### [Written instruction]
Format each line in the rows below as a numbered list, skipping any blank lines.

(Element location listings)
• • • • • • •

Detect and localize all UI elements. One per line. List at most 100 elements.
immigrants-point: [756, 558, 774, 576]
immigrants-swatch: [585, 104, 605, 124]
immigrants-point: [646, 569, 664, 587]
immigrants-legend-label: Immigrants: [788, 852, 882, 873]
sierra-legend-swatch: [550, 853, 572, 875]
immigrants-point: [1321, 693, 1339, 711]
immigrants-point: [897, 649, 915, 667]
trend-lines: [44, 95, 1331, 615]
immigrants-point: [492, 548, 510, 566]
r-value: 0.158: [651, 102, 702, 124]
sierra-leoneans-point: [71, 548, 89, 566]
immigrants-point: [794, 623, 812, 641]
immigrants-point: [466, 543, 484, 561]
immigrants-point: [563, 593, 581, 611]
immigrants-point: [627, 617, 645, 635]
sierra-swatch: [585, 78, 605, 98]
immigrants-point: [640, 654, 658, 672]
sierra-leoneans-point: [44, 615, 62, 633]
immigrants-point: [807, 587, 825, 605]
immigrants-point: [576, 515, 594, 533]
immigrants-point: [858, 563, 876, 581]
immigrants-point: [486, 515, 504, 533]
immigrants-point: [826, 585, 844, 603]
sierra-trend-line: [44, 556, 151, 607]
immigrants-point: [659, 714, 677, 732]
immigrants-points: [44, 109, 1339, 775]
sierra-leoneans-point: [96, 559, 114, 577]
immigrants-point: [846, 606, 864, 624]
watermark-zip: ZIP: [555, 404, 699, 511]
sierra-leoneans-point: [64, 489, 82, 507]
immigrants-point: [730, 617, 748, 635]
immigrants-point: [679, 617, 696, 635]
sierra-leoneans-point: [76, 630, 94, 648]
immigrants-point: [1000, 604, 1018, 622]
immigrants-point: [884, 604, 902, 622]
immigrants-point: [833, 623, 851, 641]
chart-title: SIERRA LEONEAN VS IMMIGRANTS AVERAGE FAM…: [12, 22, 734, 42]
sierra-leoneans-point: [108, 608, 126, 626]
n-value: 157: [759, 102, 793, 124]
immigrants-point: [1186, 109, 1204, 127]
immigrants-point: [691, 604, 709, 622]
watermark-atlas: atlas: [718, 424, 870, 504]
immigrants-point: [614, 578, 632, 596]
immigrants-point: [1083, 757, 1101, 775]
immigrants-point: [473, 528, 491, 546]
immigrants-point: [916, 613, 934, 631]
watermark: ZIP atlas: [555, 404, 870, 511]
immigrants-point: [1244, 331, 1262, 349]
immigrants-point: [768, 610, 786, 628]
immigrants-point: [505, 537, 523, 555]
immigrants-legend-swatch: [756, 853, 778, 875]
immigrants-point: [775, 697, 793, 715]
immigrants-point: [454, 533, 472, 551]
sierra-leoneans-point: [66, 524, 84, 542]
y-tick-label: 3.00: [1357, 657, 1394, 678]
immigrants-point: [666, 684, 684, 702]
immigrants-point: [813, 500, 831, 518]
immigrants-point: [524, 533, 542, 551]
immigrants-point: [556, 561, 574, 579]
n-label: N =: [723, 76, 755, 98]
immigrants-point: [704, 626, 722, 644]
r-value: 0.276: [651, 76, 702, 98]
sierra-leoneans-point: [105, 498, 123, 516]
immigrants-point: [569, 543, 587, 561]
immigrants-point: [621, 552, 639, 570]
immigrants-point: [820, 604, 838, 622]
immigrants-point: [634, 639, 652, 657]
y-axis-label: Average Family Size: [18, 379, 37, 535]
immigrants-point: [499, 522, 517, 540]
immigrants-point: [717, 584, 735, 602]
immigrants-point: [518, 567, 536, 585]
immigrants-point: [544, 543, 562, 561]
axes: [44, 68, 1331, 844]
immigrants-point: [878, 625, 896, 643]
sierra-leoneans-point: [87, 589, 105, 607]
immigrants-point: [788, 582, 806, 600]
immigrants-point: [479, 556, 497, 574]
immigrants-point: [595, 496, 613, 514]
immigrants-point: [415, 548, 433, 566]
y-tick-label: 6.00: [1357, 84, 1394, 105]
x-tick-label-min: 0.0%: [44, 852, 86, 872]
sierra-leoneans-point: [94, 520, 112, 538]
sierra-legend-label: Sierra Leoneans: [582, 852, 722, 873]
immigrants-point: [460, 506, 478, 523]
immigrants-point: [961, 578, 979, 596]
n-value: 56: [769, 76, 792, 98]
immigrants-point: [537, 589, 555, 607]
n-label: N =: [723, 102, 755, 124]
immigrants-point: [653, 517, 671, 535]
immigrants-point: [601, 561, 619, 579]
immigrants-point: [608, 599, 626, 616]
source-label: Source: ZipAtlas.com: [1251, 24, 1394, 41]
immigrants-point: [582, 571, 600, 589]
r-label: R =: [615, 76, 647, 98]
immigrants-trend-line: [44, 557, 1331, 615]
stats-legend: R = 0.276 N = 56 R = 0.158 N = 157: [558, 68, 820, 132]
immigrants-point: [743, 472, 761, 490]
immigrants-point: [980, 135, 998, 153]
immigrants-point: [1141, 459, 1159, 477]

• • • • • • •

### [Expected answer]
1. Detect and localize all UI elements. One per line. List at most 100 elements.
2. immigrants-point: [756, 558, 774, 576]
3. immigrants-swatch: [585, 104, 605, 124]
4. immigrants-point: [646, 569, 664, 587]
5. immigrants-legend-label: Immigrants: [788, 852, 882, 873]
6. sierra-legend-swatch: [550, 853, 572, 875]
7. immigrants-point: [1321, 693, 1339, 711]
8. immigrants-point: [897, 649, 915, 667]
9. trend-lines: [44, 95, 1331, 615]
10. immigrants-point: [492, 548, 510, 566]
11. r-value: 0.158: [651, 102, 702, 124]
12. sierra-leoneans-point: [71, 548, 89, 566]
13. immigrants-point: [794, 623, 812, 641]
14. immigrants-point: [466, 543, 484, 561]
15. immigrants-point: [563, 593, 581, 611]
16. immigrants-point: [627, 617, 645, 635]
17. sierra-swatch: [585, 78, 605, 98]
18. immigrants-point: [640, 654, 658, 672]
19. sierra-leoneans-point: [44, 615, 62, 633]
20. immigrants-point: [807, 587, 825, 605]
21. immigrants-point: [576, 515, 594, 533]
22. immigrants-point: [858, 563, 876, 581]
23. immigrants-point: [486, 515, 504, 533]
24. immigrants-point: [826, 585, 844, 603]
25. sierra-trend-line: [44, 556, 151, 607]
26. immigrants-point: [659, 714, 677, 732]
27. immigrants-points: [44, 109, 1339, 775]
28. sierra-leoneans-point: [96, 559, 114, 577]
29. immigrants-point: [846, 606, 864, 624]
30. watermark-zip: ZIP: [555, 404, 699, 511]
31. sierra-leoneans-point: [64, 489, 82, 507]
32. immigrants-point: [730, 617, 748, 635]
33. immigrants-point: [679, 617, 696, 635]
34. sierra-leoneans-point: [76, 630, 94, 648]
35. immigrants-point: [1000, 604, 1018, 622]
36. immigrants-point: [884, 604, 902, 622]
37. immigrants-point: [833, 623, 851, 641]
38. chart-title: SIERRA LEONEAN VS IMMIGRANTS AVERAGE FAM…: [12, 22, 734, 42]
39. sierra-leoneans-point: [108, 608, 126, 626]
40. n-value: 157: [759, 102, 793, 124]
41. immigrants-point: [1186, 109, 1204, 127]
42. immigrants-point: [691, 604, 709, 622]
43. watermark-atlas: atlas: [718, 424, 870, 504]
44. immigrants-point: [614, 578, 632, 596]
45. immigrants-point: [1083, 757, 1101, 775]
46. immigrants-point: [473, 528, 491, 546]
47. immigrants-point: [916, 613, 934, 631]
48. watermark: ZIP atlas: [555, 404, 870, 511]
49. immigrants-point: [1244, 331, 1262, 349]
50. immigrants-point: [768, 610, 786, 628]
51. immigrants-point: [505, 537, 523, 555]
52. immigrants-legend-swatch: [756, 853, 778, 875]
53. immigrants-point: [775, 697, 793, 715]
54. immigrants-point: [454, 533, 472, 551]
55. sierra-leoneans-point: [66, 524, 84, 542]
56. y-tick-label: 3.00: [1357, 657, 1394, 678]
57. immigrants-point: [666, 684, 684, 702]
58. immigrants-point: [813, 500, 831, 518]
59. immigrants-point: [524, 533, 542, 551]
60. immigrants-point: [556, 561, 574, 579]
61. n-label: N =: [723, 76, 755, 98]
62. immigrants-point: [704, 626, 722, 644]
63. r-value: 0.276: [651, 76, 702, 98]
64. sierra-leoneans-point: [105, 498, 123, 516]
65. immigrants-point: [569, 543, 587, 561]
66. immigrants-point: [621, 552, 639, 570]
67. immigrants-point: [820, 604, 838, 622]
68. immigrants-point: [634, 639, 652, 657]
69. y-axis-label: Average Family Size: [18, 379, 37, 535]
70. immigrants-point: [499, 522, 517, 540]
71. immigrants-point: [717, 584, 735, 602]
72. immigrants-point: [518, 567, 536, 585]
73. immigrants-point: [544, 543, 562, 561]
74. axes: [44, 68, 1331, 844]
75. immigrants-point: [878, 625, 896, 643]
76. sierra-leoneans-point: [87, 589, 105, 607]
77. immigrants-point: [788, 582, 806, 600]
78. immigrants-point: [479, 556, 497, 574]
79. immigrants-point: [595, 496, 613, 514]
80. immigrants-point: [415, 548, 433, 566]
81. y-tick-label: 6.00: [1357, 84, 1394, 105]
82. x-tick-label-min: 0.0%: [44, 852, 86, 872]
83. sierra-leoneans-point: [94, 520, 112, 538]
84. sierra-legend-label: Sierra Leoneans: [582, 852, 722, 873]
85. immigrants-point: [460, 506, 478, 523]
86. immigrants-point: [961, 578, 979, 596]
87. n-value: 56: [769, 76, 792, 98]
88. immigrants-point: [537, 589, 555, 607]
89. n-label: N =: [723, 102, 755, 124]
90. immigrants-point: [653, 517, 671, 535]
91. immigrants-point: [601, 561, 619, 579]
92. immigrants-point: [608, 599, 626, 616]
93. source-label: Source: ZipAtlas.com: [1251, 24, 1394, 41]
94. immigrants-point: [582, 571, 600, 589]
95. r-label: R =: [615, 76, 647, 98]
96. immigrants-trend-line: [44, 557, 1331, 615]
97. stats-legend: R = 0.276 N = 56 R = 0.158 N = 157: [558, 68, 820, 132]
98. immigrants-point: [743, 472, 761, 490]
99. immigrants-point: [980, 135, 998, 153]
100. immigrants-point: [1141, 459, 1159, 477]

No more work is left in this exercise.